## BEGIN Input material

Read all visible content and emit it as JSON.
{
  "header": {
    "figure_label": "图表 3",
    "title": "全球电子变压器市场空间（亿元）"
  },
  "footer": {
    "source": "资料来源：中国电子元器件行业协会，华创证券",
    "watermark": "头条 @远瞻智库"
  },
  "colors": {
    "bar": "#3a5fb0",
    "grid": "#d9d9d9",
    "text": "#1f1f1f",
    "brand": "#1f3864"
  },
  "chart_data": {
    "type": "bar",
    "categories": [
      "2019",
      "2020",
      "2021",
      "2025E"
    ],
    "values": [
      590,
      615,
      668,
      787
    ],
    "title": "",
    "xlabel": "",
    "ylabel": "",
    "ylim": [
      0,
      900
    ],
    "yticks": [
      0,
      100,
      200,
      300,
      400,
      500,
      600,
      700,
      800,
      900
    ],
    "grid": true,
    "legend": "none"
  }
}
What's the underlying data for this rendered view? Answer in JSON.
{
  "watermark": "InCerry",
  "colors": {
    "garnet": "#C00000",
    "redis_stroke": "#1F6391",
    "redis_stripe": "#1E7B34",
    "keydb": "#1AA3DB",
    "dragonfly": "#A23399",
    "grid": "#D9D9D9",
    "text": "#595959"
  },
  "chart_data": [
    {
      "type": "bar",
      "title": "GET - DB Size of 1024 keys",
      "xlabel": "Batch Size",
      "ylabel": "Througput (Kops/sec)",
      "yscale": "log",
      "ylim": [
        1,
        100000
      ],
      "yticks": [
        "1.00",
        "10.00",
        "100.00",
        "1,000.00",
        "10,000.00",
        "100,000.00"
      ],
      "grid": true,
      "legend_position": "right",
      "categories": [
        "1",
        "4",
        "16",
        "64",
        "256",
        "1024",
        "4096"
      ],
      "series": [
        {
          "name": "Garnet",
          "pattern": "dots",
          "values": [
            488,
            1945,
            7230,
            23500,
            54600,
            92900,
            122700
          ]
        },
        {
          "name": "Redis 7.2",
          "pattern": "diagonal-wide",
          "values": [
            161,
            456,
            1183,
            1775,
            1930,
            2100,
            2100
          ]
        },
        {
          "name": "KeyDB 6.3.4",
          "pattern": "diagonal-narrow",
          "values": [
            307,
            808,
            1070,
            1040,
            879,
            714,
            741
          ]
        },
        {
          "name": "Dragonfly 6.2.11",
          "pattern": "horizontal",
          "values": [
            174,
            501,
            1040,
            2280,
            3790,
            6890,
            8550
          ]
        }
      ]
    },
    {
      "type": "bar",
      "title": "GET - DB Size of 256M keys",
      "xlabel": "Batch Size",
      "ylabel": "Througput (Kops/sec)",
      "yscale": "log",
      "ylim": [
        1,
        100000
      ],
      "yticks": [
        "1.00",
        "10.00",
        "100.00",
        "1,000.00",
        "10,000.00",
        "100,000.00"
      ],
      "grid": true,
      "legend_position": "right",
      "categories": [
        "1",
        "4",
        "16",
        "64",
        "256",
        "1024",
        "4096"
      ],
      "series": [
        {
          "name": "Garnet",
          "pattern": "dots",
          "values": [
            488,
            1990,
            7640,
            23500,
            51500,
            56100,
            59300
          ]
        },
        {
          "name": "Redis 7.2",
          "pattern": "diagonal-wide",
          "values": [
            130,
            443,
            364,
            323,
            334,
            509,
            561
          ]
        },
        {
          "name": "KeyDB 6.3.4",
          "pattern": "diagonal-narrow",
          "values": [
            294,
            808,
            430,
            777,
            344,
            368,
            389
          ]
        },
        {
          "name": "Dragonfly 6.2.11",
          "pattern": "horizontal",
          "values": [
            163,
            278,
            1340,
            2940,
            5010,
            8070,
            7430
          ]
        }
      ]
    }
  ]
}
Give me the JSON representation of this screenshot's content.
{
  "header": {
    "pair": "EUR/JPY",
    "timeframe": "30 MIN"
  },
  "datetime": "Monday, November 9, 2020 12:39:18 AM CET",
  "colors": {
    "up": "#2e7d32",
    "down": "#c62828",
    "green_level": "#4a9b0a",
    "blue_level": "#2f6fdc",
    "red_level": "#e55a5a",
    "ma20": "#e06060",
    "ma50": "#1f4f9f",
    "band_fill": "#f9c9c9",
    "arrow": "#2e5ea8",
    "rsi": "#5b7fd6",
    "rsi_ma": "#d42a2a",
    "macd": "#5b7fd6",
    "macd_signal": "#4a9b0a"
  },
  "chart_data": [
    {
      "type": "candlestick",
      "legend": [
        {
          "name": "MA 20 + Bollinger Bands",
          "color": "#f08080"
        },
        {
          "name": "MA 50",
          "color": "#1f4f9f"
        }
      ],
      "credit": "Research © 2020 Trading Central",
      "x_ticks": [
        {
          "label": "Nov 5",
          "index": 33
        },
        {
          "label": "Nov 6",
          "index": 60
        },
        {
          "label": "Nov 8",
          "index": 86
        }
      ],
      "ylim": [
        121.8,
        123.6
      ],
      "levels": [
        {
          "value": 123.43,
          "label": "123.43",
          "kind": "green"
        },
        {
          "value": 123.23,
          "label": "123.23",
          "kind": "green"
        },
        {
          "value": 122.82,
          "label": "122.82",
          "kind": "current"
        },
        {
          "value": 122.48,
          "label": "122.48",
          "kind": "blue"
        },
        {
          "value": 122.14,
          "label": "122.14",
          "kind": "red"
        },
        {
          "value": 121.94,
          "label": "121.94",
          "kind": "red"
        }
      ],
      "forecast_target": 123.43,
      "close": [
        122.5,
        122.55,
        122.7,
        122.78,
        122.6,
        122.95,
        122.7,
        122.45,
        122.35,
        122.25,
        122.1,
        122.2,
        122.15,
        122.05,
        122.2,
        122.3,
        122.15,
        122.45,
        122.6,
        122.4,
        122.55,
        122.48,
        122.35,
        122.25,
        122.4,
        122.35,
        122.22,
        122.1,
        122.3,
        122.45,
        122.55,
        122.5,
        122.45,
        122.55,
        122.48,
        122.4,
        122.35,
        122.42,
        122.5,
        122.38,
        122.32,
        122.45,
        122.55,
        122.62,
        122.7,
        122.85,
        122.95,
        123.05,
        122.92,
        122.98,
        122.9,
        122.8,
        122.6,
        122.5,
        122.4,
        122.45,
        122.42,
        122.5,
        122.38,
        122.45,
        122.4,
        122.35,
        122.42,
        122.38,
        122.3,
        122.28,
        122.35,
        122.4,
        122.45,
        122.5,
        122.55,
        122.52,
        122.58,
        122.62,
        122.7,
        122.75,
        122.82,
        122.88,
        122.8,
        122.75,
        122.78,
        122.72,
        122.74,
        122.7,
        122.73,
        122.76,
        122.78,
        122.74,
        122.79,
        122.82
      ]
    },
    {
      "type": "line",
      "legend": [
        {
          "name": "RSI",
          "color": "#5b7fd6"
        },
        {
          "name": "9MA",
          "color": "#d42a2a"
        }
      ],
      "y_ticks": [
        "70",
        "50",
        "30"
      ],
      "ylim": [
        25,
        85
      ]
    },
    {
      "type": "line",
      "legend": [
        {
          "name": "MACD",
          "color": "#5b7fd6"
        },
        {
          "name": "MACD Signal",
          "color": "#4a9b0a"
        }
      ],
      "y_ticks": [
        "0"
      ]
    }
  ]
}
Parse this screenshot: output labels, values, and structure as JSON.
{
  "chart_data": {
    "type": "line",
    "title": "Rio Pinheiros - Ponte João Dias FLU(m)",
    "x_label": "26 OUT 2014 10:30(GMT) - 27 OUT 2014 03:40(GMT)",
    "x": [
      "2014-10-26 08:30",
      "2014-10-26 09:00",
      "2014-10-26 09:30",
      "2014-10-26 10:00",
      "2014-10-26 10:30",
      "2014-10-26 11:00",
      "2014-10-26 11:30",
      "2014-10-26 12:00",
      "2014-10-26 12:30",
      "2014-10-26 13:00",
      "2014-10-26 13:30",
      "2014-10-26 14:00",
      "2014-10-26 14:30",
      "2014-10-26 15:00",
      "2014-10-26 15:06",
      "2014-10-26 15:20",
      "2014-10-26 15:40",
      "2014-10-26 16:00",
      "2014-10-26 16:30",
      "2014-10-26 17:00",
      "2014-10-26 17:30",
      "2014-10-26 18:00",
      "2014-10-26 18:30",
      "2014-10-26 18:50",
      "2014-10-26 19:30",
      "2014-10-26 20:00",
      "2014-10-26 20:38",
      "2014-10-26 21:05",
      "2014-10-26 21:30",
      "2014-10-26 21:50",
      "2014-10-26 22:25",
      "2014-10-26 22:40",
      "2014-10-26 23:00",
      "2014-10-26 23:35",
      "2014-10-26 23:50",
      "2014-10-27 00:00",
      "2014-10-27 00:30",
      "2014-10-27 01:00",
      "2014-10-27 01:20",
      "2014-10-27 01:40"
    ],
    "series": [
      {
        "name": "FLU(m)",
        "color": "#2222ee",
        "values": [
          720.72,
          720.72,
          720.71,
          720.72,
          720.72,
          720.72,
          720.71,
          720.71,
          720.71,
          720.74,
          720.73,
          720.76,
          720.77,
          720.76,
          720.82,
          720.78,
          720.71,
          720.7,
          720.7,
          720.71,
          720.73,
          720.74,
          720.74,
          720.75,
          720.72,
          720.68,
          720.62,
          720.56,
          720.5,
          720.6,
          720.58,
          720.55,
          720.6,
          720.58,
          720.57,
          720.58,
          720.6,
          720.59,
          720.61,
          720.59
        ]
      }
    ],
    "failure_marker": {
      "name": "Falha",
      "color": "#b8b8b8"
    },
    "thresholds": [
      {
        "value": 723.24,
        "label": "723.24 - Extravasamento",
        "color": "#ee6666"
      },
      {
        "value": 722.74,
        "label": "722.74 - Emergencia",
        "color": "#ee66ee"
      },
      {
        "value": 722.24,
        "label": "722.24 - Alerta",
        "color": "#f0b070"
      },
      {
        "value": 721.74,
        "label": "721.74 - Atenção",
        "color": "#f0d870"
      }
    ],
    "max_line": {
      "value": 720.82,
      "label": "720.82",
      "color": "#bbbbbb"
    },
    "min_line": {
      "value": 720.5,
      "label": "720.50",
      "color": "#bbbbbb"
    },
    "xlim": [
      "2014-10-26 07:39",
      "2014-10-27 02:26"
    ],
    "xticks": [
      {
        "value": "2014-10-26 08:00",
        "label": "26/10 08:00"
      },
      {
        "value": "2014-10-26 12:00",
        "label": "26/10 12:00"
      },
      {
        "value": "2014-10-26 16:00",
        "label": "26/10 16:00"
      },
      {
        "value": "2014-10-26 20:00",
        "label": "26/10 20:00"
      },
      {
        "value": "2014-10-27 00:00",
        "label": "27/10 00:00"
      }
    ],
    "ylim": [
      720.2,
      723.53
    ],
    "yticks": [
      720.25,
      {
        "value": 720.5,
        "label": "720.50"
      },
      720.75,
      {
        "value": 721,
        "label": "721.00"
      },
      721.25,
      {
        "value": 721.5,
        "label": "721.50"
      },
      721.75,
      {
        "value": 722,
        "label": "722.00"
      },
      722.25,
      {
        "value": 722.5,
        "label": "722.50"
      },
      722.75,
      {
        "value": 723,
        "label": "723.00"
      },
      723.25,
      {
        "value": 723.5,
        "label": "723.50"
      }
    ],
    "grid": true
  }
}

## END Input material

## Exercise
The records are above. How many lines in them contain the word "JSON"? Give the number alone.

## Correct response
4